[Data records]
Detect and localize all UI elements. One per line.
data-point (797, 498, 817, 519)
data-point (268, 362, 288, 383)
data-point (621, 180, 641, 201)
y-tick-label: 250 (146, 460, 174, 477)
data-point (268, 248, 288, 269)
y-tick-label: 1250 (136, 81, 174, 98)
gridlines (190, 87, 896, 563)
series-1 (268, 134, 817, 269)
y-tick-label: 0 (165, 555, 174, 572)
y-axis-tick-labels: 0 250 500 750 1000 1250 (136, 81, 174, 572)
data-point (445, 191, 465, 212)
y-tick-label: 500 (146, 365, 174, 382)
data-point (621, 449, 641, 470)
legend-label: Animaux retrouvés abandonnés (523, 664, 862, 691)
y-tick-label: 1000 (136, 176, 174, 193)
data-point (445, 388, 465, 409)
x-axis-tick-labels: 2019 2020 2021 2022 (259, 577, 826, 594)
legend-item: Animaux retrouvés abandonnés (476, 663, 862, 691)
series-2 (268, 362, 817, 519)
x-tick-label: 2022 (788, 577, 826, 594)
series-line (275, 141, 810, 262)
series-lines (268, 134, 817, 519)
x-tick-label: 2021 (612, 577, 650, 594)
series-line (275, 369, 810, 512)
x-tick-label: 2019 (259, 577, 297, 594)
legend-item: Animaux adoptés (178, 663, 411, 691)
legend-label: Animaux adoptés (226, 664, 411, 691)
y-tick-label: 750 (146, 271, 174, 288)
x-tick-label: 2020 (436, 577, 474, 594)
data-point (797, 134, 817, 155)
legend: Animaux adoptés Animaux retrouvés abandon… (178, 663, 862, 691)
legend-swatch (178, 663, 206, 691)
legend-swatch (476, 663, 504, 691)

DIRECTIONS FOR THIS TASK ▸ Update the rows from the first one up to and including the line with "y-tick-label: 0 (165, 555, 174, 572)", changing every "data-point" to "marker" and keeping all else the same.

WRITTEN RESPONSE ▸
Detect and localize all UI elements. One per line.
marker (797, 498, 817, 519)
marker (268, 362, 288, 383)
marker (621, 180, 641, 201)
y-tick-label: 250 (146, 460, 174, 477)
marker (268, 248, 288, 269)
y-tick-label: 1250 (136, 81, 174, 98)
gridlines (190, 87, 896, 563)
series-1 (268, 134, 817, 269)
y-tick-label: 0 (165, 555, 174, 572)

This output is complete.